### Input data

§ §

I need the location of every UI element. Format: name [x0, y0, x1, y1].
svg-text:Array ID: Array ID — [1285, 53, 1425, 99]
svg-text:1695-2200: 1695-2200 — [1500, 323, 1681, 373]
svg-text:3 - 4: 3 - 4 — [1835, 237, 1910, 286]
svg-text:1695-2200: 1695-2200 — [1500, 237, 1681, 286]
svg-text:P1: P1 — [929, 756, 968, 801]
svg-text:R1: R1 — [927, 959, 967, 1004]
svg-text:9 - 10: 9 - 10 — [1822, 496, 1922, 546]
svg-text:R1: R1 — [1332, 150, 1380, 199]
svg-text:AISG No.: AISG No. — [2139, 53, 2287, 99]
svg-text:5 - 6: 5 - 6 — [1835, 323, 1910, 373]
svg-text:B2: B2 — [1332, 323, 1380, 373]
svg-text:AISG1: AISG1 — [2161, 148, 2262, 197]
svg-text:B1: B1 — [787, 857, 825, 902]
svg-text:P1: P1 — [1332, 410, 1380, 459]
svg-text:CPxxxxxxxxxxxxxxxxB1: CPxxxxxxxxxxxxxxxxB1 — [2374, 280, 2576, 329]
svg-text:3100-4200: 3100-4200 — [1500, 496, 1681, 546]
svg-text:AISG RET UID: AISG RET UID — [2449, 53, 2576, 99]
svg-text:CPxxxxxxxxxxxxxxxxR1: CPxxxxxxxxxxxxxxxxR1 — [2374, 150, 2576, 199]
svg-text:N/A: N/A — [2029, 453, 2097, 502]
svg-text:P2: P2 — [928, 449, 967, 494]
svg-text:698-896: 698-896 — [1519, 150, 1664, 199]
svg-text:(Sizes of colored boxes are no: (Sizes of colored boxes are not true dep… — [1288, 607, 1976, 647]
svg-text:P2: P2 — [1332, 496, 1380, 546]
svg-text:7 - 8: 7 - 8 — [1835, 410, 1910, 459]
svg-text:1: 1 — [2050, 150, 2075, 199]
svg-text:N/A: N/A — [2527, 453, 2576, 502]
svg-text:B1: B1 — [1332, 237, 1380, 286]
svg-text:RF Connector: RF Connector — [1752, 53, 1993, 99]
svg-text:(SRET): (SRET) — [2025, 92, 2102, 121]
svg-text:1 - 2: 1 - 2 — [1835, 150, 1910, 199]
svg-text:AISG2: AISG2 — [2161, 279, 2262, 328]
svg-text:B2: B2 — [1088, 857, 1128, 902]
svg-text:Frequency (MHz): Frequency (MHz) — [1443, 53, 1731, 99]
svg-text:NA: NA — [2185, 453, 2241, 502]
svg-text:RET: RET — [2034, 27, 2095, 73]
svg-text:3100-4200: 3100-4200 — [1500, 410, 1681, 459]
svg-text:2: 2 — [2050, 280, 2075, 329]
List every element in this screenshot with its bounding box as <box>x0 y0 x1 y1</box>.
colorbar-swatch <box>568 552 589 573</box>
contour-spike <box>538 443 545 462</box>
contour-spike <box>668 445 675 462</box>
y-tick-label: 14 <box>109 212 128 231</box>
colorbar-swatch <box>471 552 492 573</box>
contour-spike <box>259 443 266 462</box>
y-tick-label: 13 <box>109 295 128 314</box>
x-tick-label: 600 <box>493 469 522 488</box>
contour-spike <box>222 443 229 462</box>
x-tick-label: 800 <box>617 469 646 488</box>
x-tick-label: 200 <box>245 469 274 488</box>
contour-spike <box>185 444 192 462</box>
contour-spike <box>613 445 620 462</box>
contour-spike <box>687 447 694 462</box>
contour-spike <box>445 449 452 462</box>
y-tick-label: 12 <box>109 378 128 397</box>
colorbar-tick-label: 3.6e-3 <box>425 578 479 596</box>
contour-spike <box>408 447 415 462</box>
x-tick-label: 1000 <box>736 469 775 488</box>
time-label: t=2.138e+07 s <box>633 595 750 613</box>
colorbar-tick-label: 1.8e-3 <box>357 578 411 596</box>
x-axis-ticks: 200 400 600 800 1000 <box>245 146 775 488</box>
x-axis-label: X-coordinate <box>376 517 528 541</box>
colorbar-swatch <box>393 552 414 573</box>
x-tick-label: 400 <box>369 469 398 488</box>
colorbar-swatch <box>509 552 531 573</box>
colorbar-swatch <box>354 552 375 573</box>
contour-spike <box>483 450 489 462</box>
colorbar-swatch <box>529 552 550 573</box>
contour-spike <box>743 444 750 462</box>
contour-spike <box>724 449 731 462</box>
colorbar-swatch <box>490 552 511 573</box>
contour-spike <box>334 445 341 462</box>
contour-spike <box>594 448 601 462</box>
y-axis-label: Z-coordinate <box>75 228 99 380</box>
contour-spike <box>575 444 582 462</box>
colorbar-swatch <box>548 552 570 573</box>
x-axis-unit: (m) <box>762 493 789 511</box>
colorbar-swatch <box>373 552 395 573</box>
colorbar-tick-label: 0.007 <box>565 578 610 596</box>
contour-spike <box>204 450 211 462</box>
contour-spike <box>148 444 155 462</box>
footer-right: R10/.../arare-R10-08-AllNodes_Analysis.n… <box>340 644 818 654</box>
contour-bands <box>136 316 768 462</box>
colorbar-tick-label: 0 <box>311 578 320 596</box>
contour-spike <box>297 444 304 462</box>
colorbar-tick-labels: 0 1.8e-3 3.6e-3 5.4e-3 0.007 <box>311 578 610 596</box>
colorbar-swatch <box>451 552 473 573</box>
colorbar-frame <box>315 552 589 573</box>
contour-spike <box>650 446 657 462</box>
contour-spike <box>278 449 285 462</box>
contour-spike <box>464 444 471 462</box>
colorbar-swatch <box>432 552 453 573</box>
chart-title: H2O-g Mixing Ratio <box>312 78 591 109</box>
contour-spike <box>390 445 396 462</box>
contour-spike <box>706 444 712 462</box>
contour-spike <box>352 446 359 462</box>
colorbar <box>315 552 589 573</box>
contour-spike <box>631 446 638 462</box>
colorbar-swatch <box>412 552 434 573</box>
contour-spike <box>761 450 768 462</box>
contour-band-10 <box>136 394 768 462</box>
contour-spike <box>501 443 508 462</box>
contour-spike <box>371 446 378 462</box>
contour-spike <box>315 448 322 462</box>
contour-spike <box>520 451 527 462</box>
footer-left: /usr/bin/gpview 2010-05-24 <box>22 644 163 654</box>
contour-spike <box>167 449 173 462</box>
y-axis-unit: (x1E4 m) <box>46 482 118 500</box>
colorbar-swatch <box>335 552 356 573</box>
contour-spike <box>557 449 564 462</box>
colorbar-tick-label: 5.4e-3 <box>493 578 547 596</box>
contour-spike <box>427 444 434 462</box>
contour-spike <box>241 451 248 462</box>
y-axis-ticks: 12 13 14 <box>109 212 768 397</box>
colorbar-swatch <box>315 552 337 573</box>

§ §

### Exercise directions
Pick out each line in the listing above that contains the string "axis", and copy those lines in full.

### Solution to the exercise
x-axis-ticks: 200 400 600 800 1000 <box>245 146 775 488</box>
x-axis-label: X-coordinate <box>376 517 528 541</box>
y-axis-label: Z-coordinate <box>75 228 99 380</box>
x-axis-unit: (m) <box>762 493 789 511</box>
y-axis-unit: (x1E4 m) <box>46 482 118 500</box>
y-axis-ticks: 12 13 14 <box>109 212 768 397</box>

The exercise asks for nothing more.